Figure content listings
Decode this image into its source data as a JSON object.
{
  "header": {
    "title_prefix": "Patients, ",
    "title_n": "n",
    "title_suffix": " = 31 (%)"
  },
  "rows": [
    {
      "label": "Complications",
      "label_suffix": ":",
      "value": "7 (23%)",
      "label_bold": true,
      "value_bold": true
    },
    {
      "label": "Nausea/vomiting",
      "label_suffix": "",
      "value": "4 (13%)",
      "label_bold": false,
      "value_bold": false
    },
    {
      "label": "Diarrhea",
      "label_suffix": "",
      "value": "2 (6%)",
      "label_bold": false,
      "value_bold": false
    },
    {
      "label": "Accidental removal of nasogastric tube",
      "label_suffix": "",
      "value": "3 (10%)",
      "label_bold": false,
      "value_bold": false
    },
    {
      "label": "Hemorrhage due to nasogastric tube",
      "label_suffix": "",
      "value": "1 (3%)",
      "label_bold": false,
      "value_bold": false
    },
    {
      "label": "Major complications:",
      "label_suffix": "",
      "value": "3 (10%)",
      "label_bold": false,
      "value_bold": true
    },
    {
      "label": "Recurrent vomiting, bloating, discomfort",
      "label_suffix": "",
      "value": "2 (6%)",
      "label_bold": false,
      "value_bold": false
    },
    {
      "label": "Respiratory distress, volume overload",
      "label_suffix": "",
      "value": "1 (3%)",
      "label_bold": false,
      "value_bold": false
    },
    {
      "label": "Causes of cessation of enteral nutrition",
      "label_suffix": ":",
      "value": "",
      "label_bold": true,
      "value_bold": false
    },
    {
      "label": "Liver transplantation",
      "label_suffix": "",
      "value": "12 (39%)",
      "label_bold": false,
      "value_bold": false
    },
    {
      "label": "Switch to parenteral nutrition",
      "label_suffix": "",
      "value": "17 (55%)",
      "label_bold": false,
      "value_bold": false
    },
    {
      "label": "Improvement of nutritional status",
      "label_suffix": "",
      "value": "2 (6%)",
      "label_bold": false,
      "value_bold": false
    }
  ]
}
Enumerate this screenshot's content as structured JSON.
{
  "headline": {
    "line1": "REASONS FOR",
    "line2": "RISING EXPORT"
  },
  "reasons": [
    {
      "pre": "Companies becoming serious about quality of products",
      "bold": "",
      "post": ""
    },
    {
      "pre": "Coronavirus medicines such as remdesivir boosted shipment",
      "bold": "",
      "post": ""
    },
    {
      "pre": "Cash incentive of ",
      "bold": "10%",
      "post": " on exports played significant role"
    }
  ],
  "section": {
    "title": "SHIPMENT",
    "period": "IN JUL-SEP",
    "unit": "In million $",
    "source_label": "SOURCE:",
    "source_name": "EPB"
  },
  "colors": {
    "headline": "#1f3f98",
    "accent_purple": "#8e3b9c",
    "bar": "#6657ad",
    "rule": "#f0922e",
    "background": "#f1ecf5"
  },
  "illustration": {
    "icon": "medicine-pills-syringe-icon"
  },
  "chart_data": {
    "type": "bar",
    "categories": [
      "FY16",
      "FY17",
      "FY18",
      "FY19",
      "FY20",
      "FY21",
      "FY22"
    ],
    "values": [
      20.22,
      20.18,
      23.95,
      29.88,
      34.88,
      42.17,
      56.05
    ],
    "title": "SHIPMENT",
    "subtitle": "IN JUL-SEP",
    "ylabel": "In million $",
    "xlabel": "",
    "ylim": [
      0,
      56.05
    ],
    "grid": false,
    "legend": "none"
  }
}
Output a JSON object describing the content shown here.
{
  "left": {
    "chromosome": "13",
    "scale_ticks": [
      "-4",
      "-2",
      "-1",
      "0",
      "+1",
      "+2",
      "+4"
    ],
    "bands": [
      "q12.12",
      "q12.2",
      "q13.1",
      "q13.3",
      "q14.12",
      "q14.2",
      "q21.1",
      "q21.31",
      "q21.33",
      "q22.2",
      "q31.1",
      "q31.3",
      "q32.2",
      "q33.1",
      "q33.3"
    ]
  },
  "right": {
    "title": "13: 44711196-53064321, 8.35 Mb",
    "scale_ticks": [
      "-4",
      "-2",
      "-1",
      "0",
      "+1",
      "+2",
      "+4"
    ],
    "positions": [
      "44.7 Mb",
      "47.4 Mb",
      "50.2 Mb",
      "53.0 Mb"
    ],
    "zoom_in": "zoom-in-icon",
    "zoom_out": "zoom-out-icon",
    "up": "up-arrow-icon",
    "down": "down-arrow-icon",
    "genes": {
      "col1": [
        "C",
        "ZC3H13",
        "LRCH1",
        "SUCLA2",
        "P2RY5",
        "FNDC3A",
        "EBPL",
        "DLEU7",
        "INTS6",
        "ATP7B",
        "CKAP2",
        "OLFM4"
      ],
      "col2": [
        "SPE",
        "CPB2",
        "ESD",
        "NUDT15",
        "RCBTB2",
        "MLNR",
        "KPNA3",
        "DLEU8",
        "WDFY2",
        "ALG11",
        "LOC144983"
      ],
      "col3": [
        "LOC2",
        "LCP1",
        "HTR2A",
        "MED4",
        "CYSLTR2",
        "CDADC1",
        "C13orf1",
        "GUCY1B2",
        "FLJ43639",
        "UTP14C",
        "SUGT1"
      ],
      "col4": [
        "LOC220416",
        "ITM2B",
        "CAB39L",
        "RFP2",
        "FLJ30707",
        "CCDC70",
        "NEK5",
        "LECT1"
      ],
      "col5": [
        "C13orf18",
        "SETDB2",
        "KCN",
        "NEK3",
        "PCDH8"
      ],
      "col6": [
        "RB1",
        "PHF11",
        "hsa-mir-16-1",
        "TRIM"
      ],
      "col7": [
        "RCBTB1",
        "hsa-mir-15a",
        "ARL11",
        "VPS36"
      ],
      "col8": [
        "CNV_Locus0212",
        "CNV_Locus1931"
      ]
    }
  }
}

PROBLEM REQUIREMENTS - What you should produce is an exact retyping of every line above.

ANSWER -
Decode this image into its source data as a JSON object.
{
  "header": {
    "title_prefix": "Patients, ",
    "title_n": "n",
    "title_suffix": " = 31 (%)"
  },
  "rows": [
    {
      "label": "Complications",
      "label_suffix": ":",
      "value": "7 (23%)",
      "label_bold": true,
      "value_bold": true
    },
    {
      "label": "Nausea/vomiting",
      "label_suffix": "",
      "value": "4 (13%)",
      "label_bold": false,
      "value_bold": false
    },
    {
      "label": "Diarrhea",
      "label_suffix": "",
      "value": "2 (6%)",
      "label_bold": false,
      "value_bold": false
    },
    {
      "label": "Accidental removal of nasogastric tube",
      "label_suffix": "",
      "value": "3 (10%)",
      "label_bold": false,
      "value_bold": false
    },
    {
      "label": "Hemorrhage due to nasogastric tube",
      "label_suffix": "",
      "value": "1 (3%)",
      "label_bold": false,
      "value_bold": false
    },
    {
      "label": "Major complications:",
      "label_suffix": "",
      "value": "3 (10%)",
      "label_bold": false,
      "value_bold": true
    },
    {
      "label": "Recurrent vomiting, bloating, discomfort",
      "label_suffix": "",
      "value": "2 (6%)",
      "label_bold": false,
      "value_bold": false
    },
    {
      "label": "Respiratory distress, volume overload",
      "label_suffix": "",
      "value": "1 (3%)",
      "label_bold": false,
      "value_bold": false
    },
    {
      "label": "Causes of cessation of enteral nutrition",
      "label_suffix": ":",
      "value": "",
      "label_bold": true,
      "value_bold": false
    },
    {
      "label": "Liver transplantation",
      "label_suffix": "",
      "value": "12 (39%)",
      "label_bold": false,
      "value_bold": false
    },
    {
      "label": "Switch to parenteral nutrition",
      "label_suffix": "",
      "value": "17 (55%)",
      "label_bold": false,
      "value_bold": false
    },
    {
      "label": "Improvement of nutritional status",
      "label_suffix": "",
      "value": "2 (6%)",
      "label_bold": false,
      "value_bold": false
    }
  ]
}
Enumerate this screenshot's content as structured JSON.
{
  "headline": {
    "line1": "REASONS FOR",
    "line2": "RISING EXPORT"
  },
  "reasons": [
    {
      "pre": "Companies becoming serious about quality of products",
      "bold": "",
      "post": ""
    },
    {
      "pre": "Coronavirus medicines such as remdesivir boosted shipment",
      "bold": "",
      "post": ""
    },
    {
      "pre": "Cash incentive of ",
      "bold": "10%",
      "post": " on exports played significant role"
    }
  ],
  "section": {
    "title": "SHIPMENT",
    "period": "IN JUL-SEP",
    "unit": "In million $",
    "source_label": "SOURCE:",
    "source_name": "EPB"
  },
  "colors": {
    "headline": "#1f3f98",
    "accent_purple": "#8e3b9c",
    "bar": "#6657ad",
    "rule": "#f0922e",
    "background": "#f1ecf5"
  },
  "illustration": {
    "icon": "medicine-pills-syringe-icon"
  },
  "chart_data": {
    "type": "bar",
    "categories": [
      "FY16",
      "FY17",
      "FY18",
      "FY19",
      "FY20",
      "FY21",
      "FY22"
    ],
    "values": [
      20.22,
      20.18,
      23.95,
      29.88,
      34.88,
      42.17,
      56.05
    ],
    "title": "SHIPMENT",
    "subtitle": "IN JUL-SEP",
    "ylabel": "In million $",
    "xlabel": "",
    "ylim": [
      0,
      56.05
    ],
    "grid": false,
    "legend": "none"
  }
}
Output a JSON object describing the content shown here.
{
  "left": {
    "chromosome": "13",
    "scale_ticks": [
      "-4",
      "-2",
      "-1",
      "0",
      "+1",
      "+2",
      "+4"
    ],
    "bands": [
      "q12.12",
      "q12.2",
      "q13.1",
      "q13.3",
      "q14.12",
      "q14.2",
      "q21.1",
      "q21.31",
      "q21.33",
      "q22.2",
      "q31.1",
      "q31.3",
      "q32.2",
      "q33.1",
      "q33.3"
    ]
  },
  "right": {
    "title": "13: 44711196-53064321, 8.35 Mb",
    "scale_ticks": [
      "-4",
      "-2",
      "-1",
      "0",
      "+1",
      "+2",
      "+4"
    ],
    "positions": [
      "44.7 Mb",
      "47.4 Mb",
      "50.2 Mb",
      "53.0 Mb"
    ],
    "zoom_in": "zoom-in-icon",
    "zoom_out": "zoom-out-icon",
    "up": "up-arrow-icon",
    "down": "down-arrow-icon",
    "genes": {
      "col1": [
        "C",
        "ZC3H13",
        "LRCH1",
        "SUCLA2",
        "P2RY5",
        "FNDC3A",
        "EBPL",
        "DLEU7",
        "INTS6",
        "ATP7B",
        "CKAP2",
        "OLFM4"
      ],
      "col2": [
        "SPE",
        "CPB2",
        "ESD",
        "NUDT15",
        "RCBTB2",
        "MLNR",
        "KPNA3",
        "DLEU8",
        "WDFY2",
        "ALG11",
        "LOC144983"
      ],
      "col3": [
        "LOC2",
        "LCP1",
        "HTR2A",
        "MED4",
        "CYSLTR2",
        "CDADC1",
        "C13orf1",
        "GUCY1B2",
        "FLJ43639",
        "UTP14C",
        "SUGT1"
      ],
      "col4": [
        "LOC220416",
        "ITM2B",
        "CAB39L",
        "RFP2",
        "FLJ30707",
        "CCDC70",
        "NEK5",
        "LECT1"
      ],
      "col5": [
        "C13orf18",
        "SETDB2",
        "KCN",
        "NEK3",
        "PCDH8"
      ],
      "col6": [
        "RB1",
        "PHF11",
        "hsa-mir-16-1",
        "TRIM"
      ],
      "col7": [
        "RCBTB1",
        "hsa-mir-15a",
        "ARL11",
        "VPS36"
      ],
      "col8": [
        "CNV_Locus0212",
        "CNV_Locus1931"
      ]
    }
  }
}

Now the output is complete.